◆ JOB ◆
Strip the pictures and reproduce the rest of the listing exactly.

──────── DATA TO USE

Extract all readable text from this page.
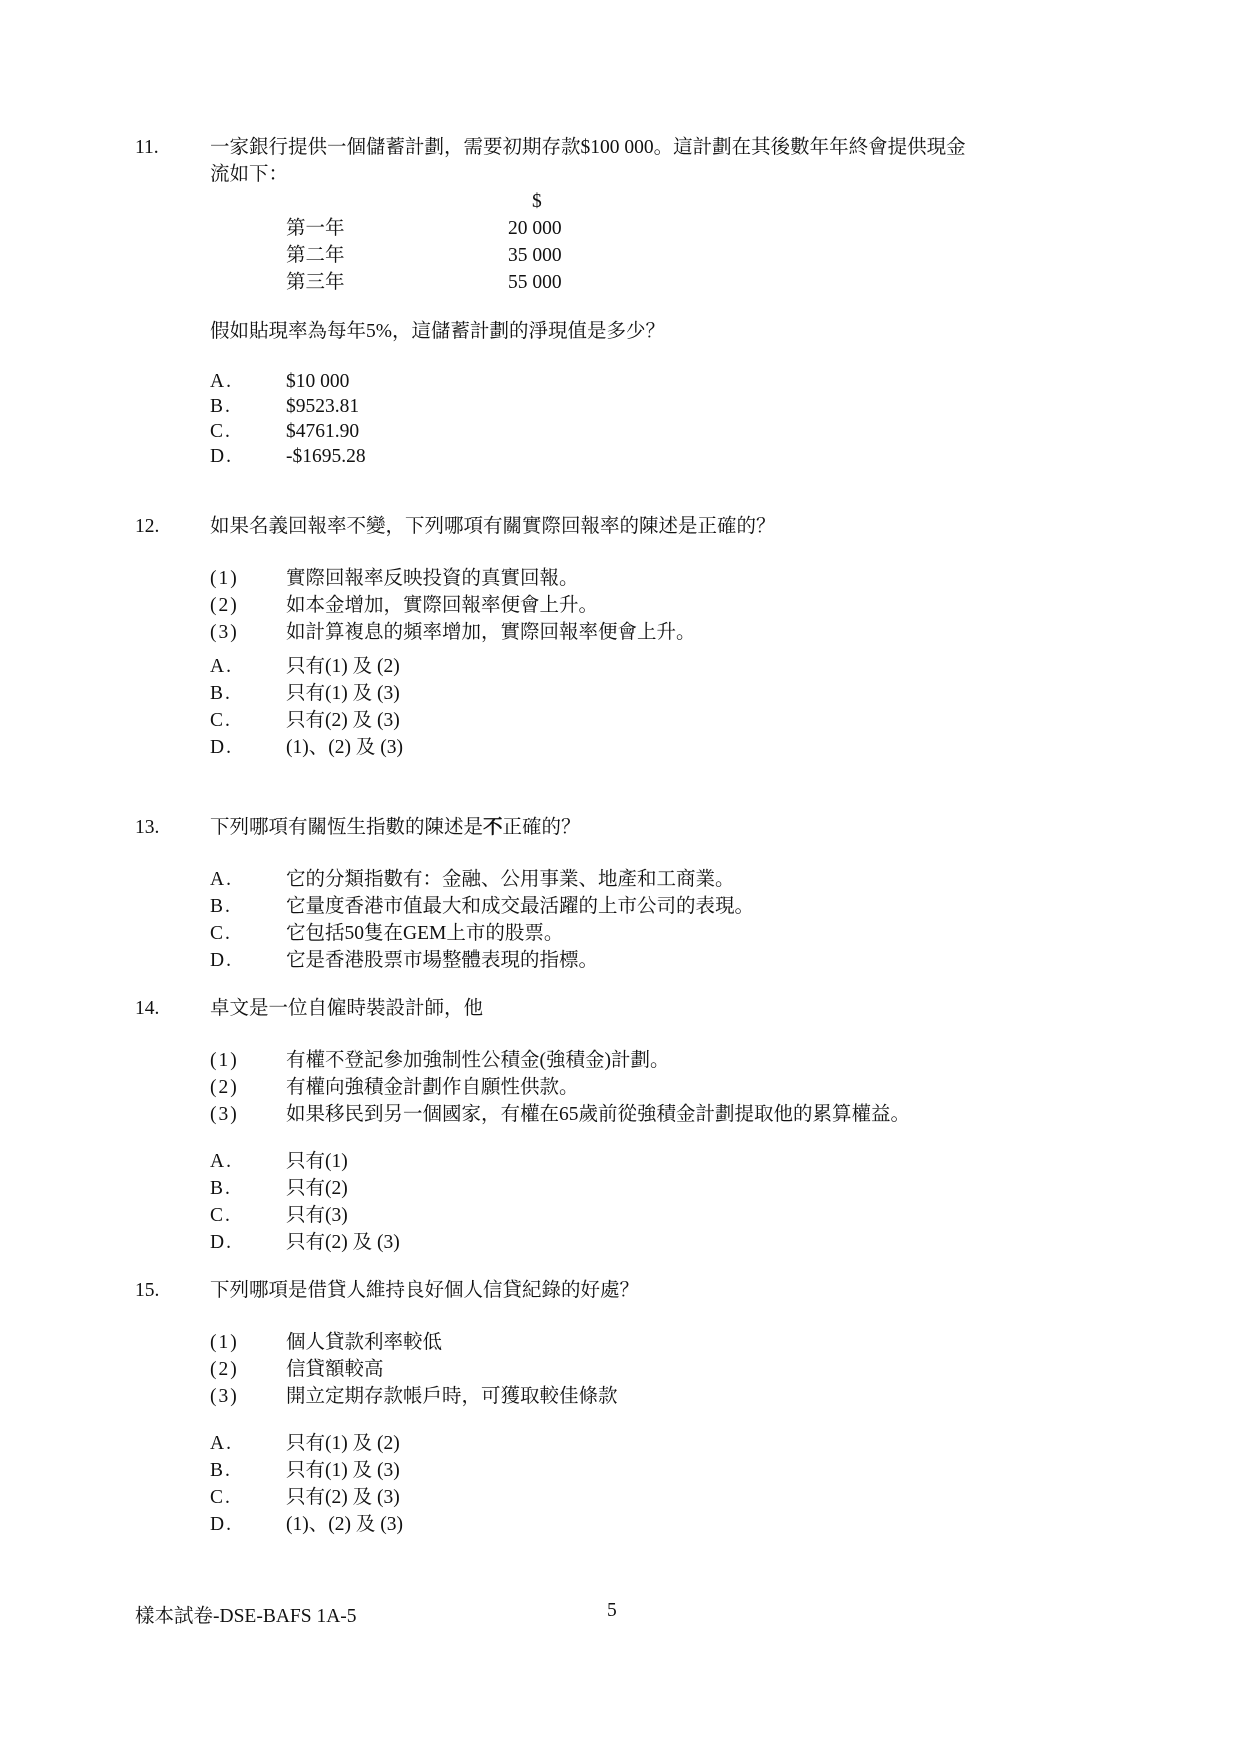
11.	一家銀行提供一個儲蓄計劃，需要初期存款$100 000。這計劃在其後數年年終會提供現金
流如下：
$
第一年	20 000
第二年	35 000
第三年	55 000
假如貼現率為每年5%，這儲蓄計劃的淨現值是多少？
A.	$10 000
B.	$9523.81
C.	$4761.90
D.	-$1695.28
12.	如果名義回報率不變，下列哪項有關實際回報率的陳述是正確的？
(1) 實際回報率反映投資的真實回報。
(2) 如本金增加，實際回報率便會上升。
(3) 如計算複息的頻率增加，實際回報率便會上升。
A.	只有(1) 及 (2)
B.	只有(1) 及 (3)
C.	只有(2) 及 (3)
D.	(1)、(2) 及 (3)
13.	下列哪項有關恆生指數的陳述是不正確的？
A.	它的分類指數有：金融、公用事業、地產和工商業。
B.	它量度香港市值最大和成交最活躍的上市公司的表現。
C.	它包括50隻在GEM上市的股票。
D.	它是香港股票市場整體表現的指標。
14.	卓文是一位自僱時裝設計師，他
(1) 有權不登記參加強制性公積金(強積金)計劃。
(2) 有權向強積金計劃作自願性供款。
(3) 如果移民到另一個國家，有權在65歲前從強積金計劃提取他的累算權益。
A.	只有(1)
B.	只有(2)
C.	只有(3)
D.	只有(2) 及 (3)
15.	下列哪項是借貸人維持良好個人信貸紀錄的好處？
(1) 個人貸款利率較低
(2) 信貸額較高
(3) 開立定期存款帳戶時，可獲取較佳條款
A.	只有(1) 及 (2)
B.	只有(1) 及 (3)
C.	只有(2) 及 (3)
D.	(1)、(2) 及 (3)
樣本試卷-DSE-BAFS 1A-5	5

────────────────

◆ CORRECT OUTPUT ◆
Extract all readable text from this page.
11.	一家銀行提供一個儲蓄計劃，需要初期存款$100 000。這計劃在其後數年年終會提供現金
流如下：
$
第一年	20 000
第二年	35 000
第三年	55 000
假如貼現率為每年5%，這儲蓄計劃的淨現值是多少？
A.	$10 000
B.	$9523.81
C.	$4761.90
D.	-$1695.28
12.	如果名義回報率不變，下列哪項有關實際回報率的陳述是正確的？
(1) 實際回報率反映投資的真實回報。
(2) 如本金增加，實際回報率便會上升。
(3) 如計算複息的頻率增加，實際回報率便會上升。
A.	只有(1) 及 (2)
B.	只有(1) 及 (3)
C.	只有(2) 及 (3)
D.	(1)、(2) 及 (3)
13.	下列哪項有關恆生指數的陳述是不正確的？
A.	它的分類指數有：金融、公用事業、地產和工商業。
B.	它量度香港市值最大和成交最活躍的上市公司的表現。
C.	它包括50隻在GEM上市的股票。
D.	它是香港股票市場整體表現的指標。
14.	卓文是一位自僱時裝設計師，他
(1) 有權不登記參加強制性公積金(強積金)計劃。
(2) 有權向強積金計劃作自願性供款。
(3) 如果移民到另一個國家，有權在65歲前從強積金計劃提取他的累算權益。
A.	只有(1)
B.	只有(2)
C.	只有(3)
D.	只有(2) 及 (3)
15.	下列哪項是借貸人維持良好個人信貸紀錄的好處？
(1) 個人貸款利率較低
(2) 信貸額較高
(3) 開立定期存款帳戶時，可獲取較佳條款
A.	只有(1) 及 (2)
B.	只有(1) 及 (3)
C.	只有(2) 及 (3)
D.	(1)、(2) 及 (3)
樣本試卷-DSE-BAFS 1A-5	5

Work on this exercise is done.